WHAT YOU ARE ASKED TO DO: Where the string "summary" occurs in the material below, report the whole line.
◇ ◇ ◇
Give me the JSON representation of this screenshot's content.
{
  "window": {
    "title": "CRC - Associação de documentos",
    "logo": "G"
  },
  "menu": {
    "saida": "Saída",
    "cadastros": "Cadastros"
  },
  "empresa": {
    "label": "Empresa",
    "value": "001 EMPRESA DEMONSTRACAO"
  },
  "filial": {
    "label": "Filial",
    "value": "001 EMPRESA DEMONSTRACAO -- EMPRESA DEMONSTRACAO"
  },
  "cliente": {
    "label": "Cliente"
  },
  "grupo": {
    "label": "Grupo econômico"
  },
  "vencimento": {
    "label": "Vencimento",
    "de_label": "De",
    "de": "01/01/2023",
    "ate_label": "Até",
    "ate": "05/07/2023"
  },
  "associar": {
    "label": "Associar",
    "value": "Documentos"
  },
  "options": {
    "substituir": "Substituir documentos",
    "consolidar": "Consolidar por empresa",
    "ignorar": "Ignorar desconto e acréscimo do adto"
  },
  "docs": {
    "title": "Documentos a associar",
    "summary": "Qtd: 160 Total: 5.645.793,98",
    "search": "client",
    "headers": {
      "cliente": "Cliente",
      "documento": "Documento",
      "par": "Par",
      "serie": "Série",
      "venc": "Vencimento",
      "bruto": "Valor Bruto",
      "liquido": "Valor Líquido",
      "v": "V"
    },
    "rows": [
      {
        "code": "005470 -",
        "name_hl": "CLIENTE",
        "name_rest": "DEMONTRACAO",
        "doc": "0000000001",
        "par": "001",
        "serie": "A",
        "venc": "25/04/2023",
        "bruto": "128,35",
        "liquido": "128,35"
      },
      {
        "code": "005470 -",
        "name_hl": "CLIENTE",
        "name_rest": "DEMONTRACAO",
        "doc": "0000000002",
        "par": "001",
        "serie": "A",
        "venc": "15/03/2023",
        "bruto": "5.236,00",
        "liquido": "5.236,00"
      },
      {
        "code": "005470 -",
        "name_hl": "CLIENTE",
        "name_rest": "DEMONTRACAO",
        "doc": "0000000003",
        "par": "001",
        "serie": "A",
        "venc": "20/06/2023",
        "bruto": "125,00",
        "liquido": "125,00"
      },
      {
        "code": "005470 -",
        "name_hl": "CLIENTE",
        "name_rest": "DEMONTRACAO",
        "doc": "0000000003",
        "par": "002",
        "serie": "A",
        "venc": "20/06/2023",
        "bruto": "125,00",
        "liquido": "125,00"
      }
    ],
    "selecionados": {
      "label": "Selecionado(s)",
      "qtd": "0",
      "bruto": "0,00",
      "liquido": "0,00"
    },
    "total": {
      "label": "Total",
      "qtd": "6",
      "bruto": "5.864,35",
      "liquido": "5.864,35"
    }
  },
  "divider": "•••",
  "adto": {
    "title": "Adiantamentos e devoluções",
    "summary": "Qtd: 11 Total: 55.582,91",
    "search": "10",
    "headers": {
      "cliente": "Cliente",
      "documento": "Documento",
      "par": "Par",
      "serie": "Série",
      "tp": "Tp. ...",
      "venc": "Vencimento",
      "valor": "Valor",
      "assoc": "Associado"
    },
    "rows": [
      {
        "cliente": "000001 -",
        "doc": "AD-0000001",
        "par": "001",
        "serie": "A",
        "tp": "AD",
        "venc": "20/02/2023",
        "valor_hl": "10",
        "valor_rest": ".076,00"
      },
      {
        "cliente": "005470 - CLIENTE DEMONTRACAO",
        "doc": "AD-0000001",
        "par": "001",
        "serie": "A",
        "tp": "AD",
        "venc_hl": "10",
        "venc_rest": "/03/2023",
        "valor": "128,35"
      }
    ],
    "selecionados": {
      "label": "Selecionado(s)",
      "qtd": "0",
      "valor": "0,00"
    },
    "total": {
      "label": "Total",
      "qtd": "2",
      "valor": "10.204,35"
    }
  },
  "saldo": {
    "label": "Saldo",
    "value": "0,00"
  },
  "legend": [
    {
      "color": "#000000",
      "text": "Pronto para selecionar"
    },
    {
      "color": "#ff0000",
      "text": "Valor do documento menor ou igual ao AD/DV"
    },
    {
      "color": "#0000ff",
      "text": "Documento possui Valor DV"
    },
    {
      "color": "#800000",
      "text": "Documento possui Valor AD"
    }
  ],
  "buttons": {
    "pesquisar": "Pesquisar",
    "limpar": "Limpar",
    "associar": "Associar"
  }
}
◇ ◇ ◇
FINISHED EXERCISE:
    "summary": "Qtd: 160 Total: 5.645.793,98",
    "summary": "Qtd: 11 Total: 55.582,91",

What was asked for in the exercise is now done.